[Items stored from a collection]
## Start
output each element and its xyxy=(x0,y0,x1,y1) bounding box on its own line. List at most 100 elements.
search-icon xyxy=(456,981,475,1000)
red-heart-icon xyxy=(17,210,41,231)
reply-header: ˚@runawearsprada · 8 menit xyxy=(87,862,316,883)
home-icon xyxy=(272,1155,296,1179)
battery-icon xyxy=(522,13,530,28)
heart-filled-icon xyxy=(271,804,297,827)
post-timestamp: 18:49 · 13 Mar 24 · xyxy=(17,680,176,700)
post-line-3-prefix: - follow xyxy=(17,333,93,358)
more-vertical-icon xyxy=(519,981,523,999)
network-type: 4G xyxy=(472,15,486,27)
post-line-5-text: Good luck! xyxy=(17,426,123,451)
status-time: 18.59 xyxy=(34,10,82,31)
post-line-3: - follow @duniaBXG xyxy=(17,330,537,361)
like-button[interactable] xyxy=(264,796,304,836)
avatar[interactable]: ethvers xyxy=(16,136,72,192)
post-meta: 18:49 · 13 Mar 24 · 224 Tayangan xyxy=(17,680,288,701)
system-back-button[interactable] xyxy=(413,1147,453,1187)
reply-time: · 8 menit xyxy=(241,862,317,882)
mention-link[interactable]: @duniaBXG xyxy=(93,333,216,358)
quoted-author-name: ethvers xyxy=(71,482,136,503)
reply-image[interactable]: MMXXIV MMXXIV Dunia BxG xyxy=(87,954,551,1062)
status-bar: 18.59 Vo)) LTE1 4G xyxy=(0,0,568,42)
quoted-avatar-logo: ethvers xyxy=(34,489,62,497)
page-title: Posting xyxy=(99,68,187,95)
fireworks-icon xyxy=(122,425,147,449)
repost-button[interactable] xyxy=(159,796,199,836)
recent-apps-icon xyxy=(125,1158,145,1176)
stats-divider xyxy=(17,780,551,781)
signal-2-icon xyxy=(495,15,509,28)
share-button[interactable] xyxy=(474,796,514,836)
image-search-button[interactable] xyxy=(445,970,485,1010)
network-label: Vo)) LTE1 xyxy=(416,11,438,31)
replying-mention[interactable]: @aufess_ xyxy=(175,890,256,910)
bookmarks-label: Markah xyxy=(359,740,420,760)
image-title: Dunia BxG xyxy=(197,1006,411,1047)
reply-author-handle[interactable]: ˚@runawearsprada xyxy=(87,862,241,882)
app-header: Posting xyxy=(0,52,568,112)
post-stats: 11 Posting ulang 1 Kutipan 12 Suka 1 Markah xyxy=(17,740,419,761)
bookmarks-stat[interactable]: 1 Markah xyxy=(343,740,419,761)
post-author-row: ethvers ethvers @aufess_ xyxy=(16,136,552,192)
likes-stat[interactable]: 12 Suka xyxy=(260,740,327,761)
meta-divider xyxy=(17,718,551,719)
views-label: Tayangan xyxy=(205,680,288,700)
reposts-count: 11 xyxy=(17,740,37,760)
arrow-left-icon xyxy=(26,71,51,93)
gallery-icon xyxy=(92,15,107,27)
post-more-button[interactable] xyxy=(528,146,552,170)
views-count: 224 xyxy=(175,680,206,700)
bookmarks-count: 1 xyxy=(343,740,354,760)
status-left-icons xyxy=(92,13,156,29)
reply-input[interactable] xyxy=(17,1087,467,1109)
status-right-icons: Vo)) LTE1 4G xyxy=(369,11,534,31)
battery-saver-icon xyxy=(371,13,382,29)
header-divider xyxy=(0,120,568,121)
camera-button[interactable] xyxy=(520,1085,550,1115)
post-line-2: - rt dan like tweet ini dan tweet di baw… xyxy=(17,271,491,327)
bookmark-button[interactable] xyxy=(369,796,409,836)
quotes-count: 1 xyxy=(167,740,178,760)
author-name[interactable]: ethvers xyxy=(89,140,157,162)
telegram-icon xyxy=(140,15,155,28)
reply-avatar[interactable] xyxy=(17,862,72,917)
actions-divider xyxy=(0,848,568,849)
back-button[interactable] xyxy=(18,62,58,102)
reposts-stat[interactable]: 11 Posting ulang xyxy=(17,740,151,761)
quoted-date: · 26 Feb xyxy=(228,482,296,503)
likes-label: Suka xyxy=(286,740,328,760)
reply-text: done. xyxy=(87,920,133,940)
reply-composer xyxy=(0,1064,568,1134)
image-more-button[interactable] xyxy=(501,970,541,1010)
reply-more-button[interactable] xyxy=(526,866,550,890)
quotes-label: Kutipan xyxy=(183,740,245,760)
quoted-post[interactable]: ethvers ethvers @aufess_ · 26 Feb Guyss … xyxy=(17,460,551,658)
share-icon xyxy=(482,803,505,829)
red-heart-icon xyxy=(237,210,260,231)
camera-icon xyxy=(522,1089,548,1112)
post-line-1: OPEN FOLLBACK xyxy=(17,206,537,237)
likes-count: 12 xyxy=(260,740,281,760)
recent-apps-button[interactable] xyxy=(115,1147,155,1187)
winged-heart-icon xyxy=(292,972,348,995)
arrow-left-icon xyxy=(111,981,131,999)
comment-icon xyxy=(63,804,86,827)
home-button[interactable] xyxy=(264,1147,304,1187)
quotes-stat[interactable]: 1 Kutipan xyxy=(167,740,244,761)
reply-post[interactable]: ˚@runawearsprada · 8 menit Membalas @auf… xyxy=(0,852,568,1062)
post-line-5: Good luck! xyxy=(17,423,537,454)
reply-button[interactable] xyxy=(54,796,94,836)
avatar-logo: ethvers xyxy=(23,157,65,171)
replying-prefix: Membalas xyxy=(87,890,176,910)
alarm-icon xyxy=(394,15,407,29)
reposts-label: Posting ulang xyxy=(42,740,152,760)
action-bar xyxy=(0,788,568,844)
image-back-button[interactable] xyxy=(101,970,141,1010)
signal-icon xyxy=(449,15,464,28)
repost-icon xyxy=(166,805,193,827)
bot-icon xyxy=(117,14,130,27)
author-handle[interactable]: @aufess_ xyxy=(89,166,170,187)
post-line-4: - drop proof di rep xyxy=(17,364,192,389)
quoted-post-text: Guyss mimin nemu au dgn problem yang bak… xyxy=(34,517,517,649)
## End
The problem — Reproduce the rows from the first one through the line containing "post-timestamp: 18:49 ·", keeping both of those lines.

Reply to the task —
output each element and its xyxy=(x0,y0,x1,y1) bounding box on its own line. List at most 100 elements.
search-icon xyxy=(456,981,475,1000)
red-heart-icon xyxy=(17,210,41,231)
reply-header: ˚@runawearsprada · 8 menit xyxy=(87,862,316,883)
home-icon xyxy=(272,1155,296,1179)
battery-icon xyxy=(522,13,530,28)
heart-filled-icon xyxy=(271,804,297,827)
post-timestamp: 18:49 · 13 Mar 24 · xyxy=(17,680,176,700)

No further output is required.